• **PROBLEM**
Search the material for the string "fruit", then return every line where it is found.

# # #

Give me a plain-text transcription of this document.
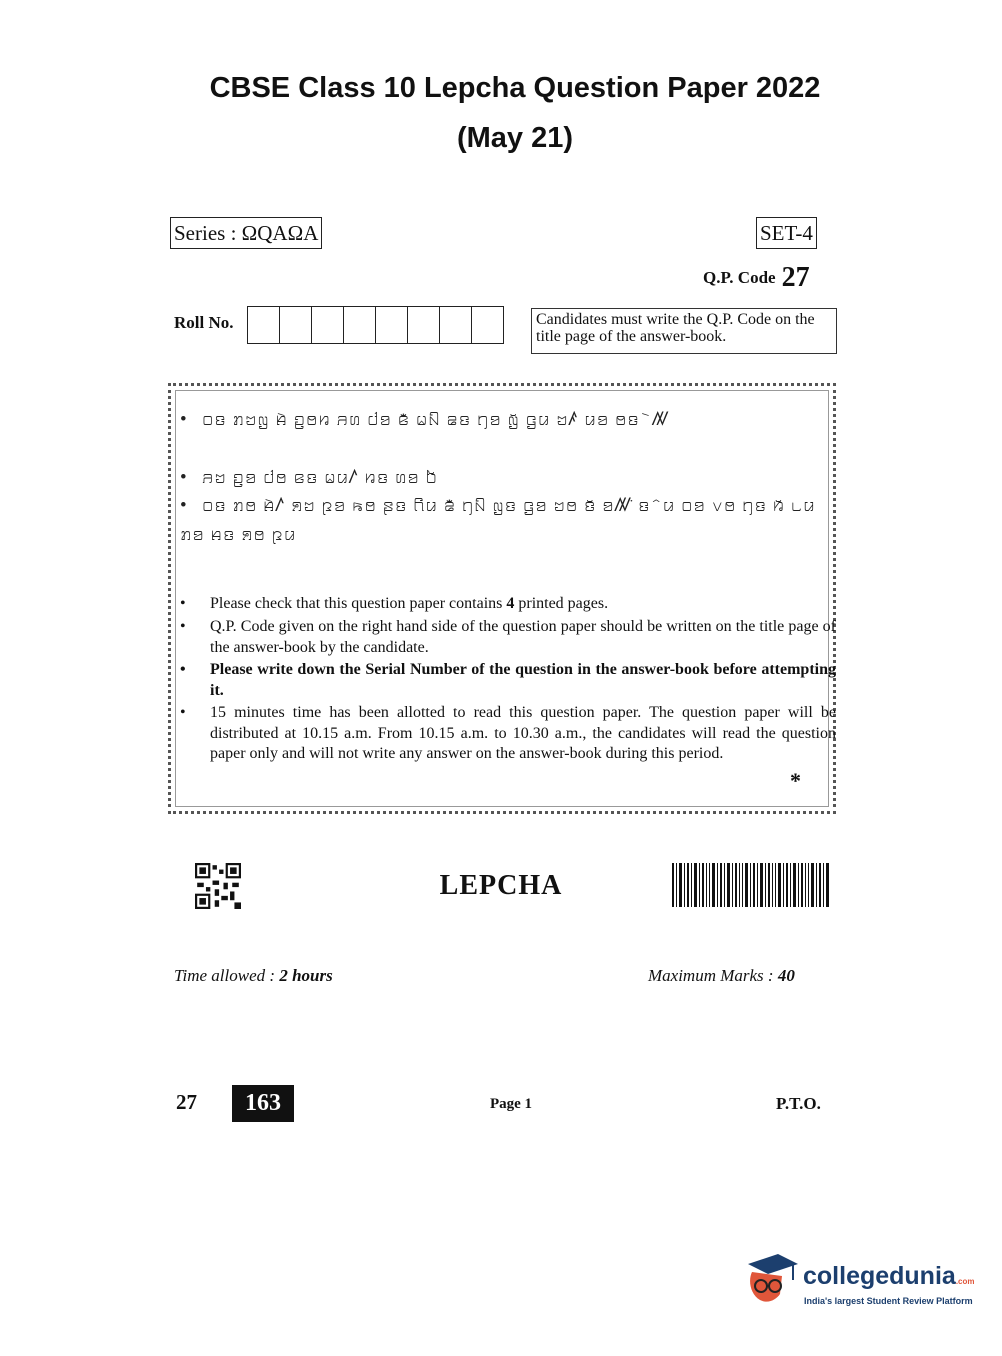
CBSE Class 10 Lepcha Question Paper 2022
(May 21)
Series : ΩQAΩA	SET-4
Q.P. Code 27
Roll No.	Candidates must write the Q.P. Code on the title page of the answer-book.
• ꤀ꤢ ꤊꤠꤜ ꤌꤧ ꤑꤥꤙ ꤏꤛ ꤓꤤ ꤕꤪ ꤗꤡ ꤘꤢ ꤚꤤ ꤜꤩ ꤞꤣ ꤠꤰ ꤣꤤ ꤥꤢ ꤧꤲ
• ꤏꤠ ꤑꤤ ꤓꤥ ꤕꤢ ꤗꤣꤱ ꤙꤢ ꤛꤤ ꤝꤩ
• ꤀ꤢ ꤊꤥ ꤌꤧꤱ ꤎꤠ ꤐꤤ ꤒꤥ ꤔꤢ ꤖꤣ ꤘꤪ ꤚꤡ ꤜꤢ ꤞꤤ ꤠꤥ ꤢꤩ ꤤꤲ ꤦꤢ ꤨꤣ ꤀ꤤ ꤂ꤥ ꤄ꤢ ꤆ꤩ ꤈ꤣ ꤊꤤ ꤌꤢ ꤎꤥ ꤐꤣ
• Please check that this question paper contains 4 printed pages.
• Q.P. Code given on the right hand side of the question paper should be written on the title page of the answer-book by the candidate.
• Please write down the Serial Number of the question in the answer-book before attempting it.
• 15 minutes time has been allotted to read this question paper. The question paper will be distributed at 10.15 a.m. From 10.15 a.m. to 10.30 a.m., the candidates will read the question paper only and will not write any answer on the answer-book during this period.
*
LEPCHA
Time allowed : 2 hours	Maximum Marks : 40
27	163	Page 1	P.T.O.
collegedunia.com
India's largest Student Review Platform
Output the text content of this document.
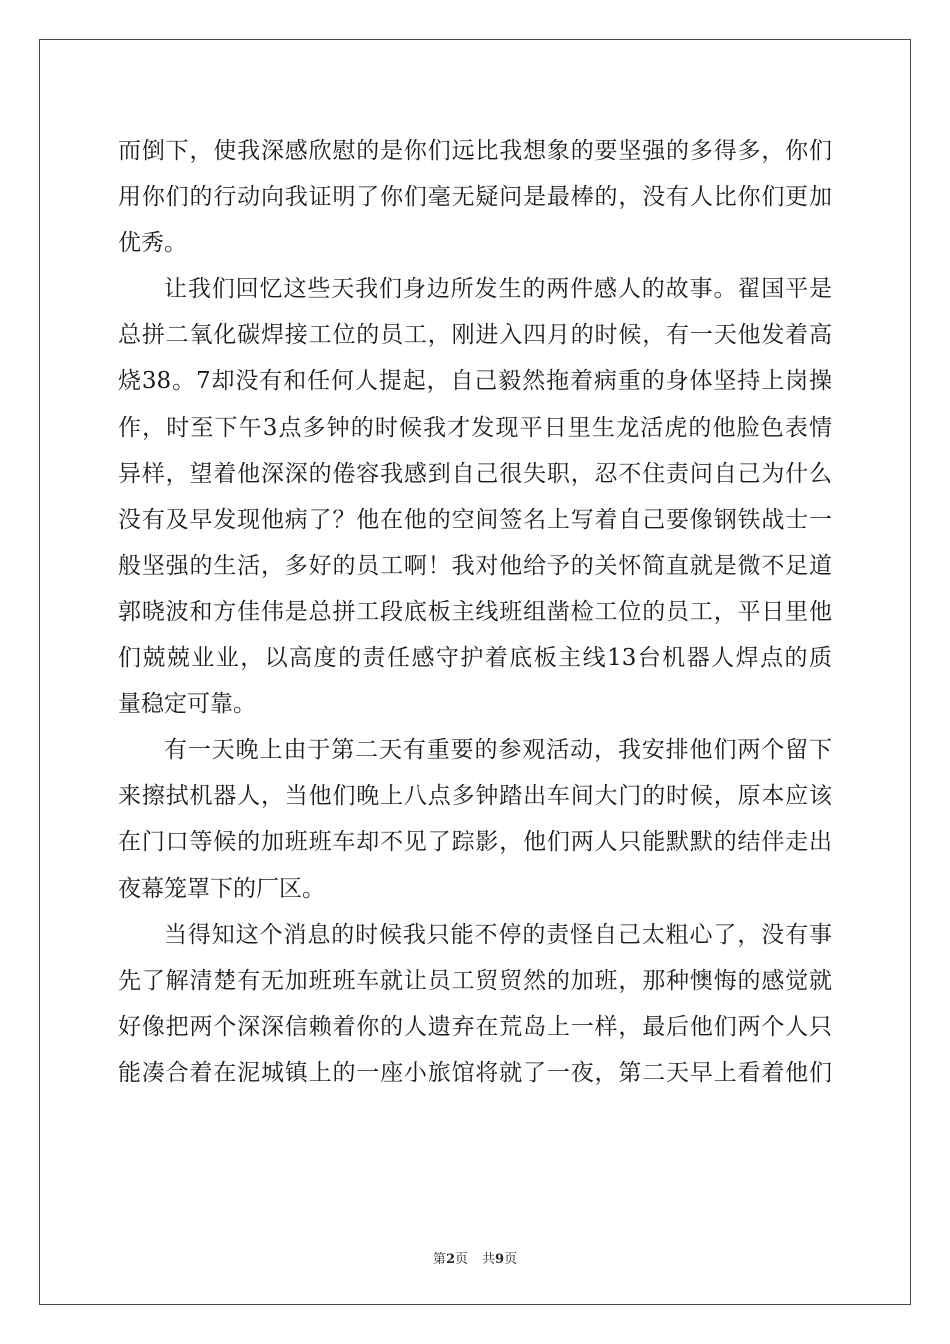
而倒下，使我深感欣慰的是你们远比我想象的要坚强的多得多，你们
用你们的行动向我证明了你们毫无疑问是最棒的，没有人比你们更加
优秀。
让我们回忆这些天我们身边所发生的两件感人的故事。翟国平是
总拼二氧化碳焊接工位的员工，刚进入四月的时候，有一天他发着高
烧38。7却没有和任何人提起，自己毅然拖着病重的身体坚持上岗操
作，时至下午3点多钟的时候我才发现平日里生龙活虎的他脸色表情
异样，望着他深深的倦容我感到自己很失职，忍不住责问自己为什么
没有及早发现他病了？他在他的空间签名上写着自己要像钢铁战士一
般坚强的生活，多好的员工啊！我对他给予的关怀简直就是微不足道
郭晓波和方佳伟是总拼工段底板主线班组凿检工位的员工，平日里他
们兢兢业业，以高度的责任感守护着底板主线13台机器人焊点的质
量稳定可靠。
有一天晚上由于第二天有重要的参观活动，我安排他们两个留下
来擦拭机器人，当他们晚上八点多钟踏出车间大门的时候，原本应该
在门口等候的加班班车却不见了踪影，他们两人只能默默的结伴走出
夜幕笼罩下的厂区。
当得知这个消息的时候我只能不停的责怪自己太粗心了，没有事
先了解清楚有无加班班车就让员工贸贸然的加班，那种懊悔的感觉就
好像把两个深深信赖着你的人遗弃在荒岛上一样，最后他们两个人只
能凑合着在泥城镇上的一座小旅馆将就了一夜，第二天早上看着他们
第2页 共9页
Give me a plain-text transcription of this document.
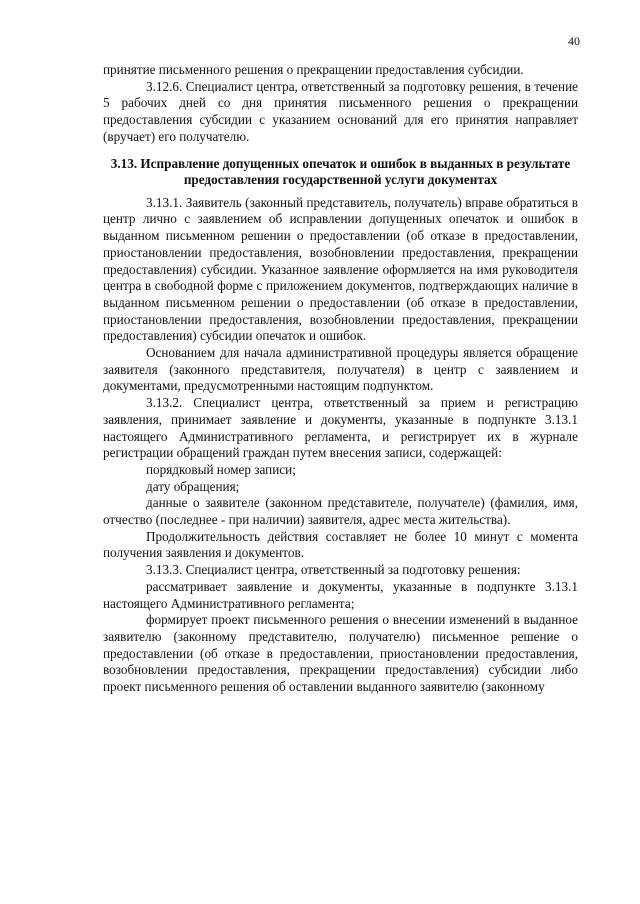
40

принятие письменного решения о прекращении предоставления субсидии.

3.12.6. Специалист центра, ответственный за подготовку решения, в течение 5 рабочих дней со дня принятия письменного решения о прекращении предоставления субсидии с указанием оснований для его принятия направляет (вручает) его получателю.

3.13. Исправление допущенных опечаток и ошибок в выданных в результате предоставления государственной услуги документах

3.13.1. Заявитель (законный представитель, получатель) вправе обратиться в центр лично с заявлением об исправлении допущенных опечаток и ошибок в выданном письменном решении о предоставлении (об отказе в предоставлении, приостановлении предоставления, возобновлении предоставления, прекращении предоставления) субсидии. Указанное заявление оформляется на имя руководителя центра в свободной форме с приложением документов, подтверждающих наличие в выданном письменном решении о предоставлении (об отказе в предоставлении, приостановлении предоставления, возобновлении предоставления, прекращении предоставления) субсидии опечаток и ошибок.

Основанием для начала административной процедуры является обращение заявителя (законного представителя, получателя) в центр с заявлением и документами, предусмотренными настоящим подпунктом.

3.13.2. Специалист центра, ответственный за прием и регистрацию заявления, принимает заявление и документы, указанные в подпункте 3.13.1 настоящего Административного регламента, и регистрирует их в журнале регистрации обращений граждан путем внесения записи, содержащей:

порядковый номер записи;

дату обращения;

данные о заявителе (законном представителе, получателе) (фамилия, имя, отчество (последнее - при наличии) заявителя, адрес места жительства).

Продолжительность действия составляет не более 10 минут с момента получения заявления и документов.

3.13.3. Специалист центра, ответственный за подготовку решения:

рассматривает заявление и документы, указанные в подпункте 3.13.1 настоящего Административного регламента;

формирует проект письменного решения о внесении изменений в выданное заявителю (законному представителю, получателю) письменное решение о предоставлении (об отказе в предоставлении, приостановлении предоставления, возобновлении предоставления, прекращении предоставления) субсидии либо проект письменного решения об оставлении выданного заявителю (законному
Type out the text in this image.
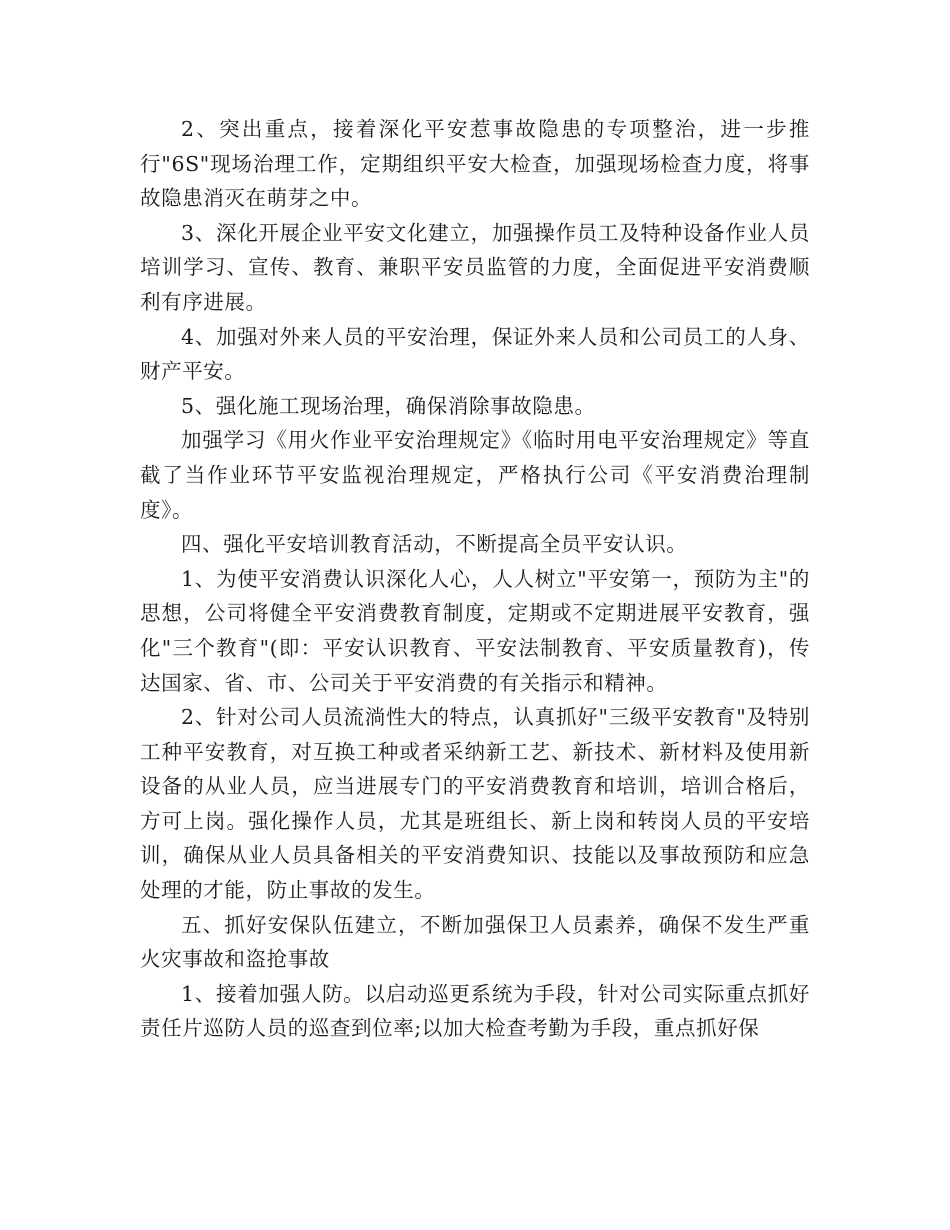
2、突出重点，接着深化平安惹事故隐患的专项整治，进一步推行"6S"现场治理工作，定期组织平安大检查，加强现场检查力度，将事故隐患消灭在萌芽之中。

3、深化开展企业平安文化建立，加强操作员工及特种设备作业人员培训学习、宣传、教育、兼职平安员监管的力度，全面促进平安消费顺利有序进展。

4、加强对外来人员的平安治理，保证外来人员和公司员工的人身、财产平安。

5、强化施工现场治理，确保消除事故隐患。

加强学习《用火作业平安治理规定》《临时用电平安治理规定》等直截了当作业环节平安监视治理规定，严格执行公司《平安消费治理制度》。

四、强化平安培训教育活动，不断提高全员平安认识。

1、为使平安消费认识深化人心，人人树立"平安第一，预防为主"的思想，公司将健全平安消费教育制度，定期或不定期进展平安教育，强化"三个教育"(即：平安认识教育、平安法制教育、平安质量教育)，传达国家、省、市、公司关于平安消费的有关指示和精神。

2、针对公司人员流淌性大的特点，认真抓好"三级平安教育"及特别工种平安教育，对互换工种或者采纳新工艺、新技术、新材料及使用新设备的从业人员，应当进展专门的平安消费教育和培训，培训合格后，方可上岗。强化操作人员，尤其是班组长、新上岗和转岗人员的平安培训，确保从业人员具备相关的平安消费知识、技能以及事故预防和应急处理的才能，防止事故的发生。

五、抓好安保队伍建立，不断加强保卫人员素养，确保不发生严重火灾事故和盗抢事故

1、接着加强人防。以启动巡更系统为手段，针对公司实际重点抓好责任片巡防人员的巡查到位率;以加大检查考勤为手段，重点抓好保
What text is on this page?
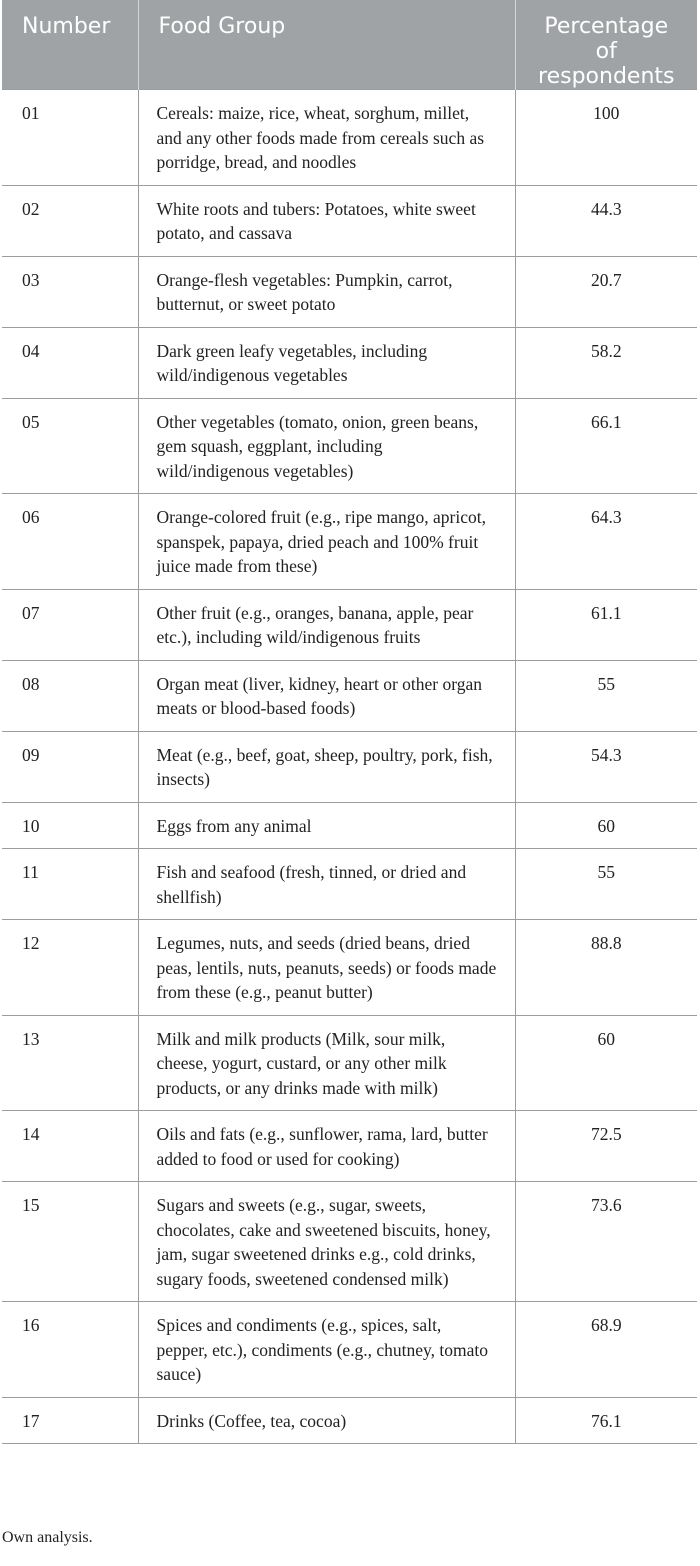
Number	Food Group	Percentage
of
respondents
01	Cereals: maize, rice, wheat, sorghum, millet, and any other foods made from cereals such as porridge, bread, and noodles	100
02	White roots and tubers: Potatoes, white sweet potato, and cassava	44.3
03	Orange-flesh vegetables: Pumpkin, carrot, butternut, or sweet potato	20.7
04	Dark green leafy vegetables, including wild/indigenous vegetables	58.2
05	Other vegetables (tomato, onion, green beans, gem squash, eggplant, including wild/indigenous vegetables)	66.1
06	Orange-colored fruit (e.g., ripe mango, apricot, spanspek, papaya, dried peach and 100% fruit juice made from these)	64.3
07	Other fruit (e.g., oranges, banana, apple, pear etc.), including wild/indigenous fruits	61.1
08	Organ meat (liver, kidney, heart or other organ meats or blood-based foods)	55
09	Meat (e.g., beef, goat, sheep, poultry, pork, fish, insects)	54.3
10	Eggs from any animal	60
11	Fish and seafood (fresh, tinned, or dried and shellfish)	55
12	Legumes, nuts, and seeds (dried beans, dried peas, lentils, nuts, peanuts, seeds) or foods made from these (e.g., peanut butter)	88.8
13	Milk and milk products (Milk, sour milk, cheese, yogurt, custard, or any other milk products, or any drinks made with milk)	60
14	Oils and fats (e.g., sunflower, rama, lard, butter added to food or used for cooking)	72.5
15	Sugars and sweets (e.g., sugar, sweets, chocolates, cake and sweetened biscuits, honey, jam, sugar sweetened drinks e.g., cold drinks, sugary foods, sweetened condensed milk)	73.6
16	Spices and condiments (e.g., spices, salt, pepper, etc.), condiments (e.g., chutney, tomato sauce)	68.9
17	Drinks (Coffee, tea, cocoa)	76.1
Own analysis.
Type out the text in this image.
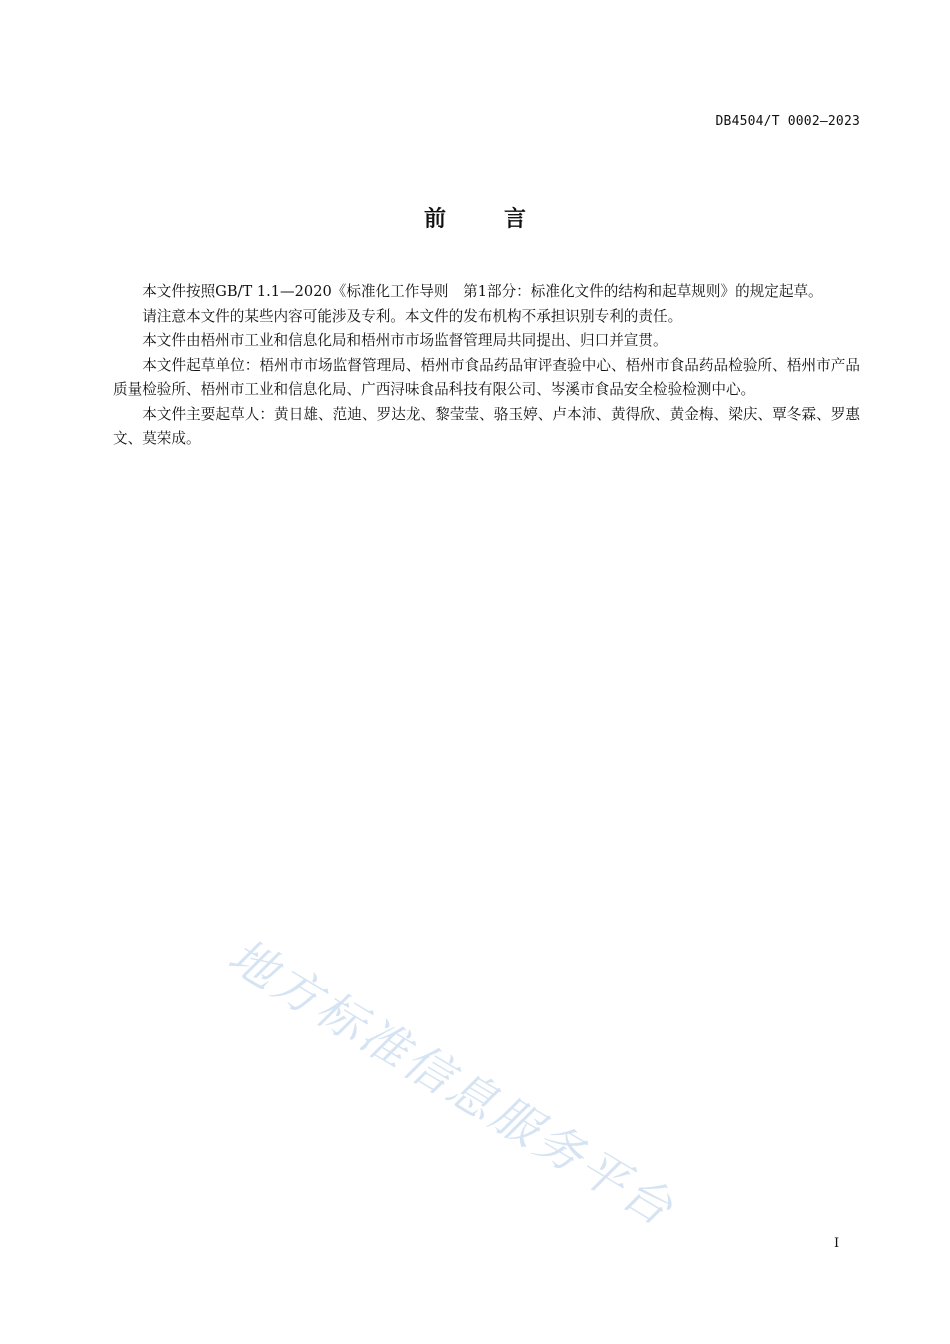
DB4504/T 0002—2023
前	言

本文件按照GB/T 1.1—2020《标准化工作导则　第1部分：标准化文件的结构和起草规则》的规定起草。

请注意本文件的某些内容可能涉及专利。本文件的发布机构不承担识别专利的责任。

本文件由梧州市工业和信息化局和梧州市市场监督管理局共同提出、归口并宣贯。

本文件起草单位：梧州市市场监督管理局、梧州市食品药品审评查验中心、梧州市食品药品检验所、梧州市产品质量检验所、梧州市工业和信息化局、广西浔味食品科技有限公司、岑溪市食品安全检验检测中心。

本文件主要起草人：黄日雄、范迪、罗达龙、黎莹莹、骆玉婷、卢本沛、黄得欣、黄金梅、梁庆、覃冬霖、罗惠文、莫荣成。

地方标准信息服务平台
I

# # #

• **FULL RESPONSE**
06	Orange-colored fruit (e.g., ripe mango, apricot, spanspek, papaya, dried peach and 100% fruit juice made from these)	64.3
07	Other fruit (e.g., oranges, banana, apple, pear etc.), including wild/indigenous fruits	61.1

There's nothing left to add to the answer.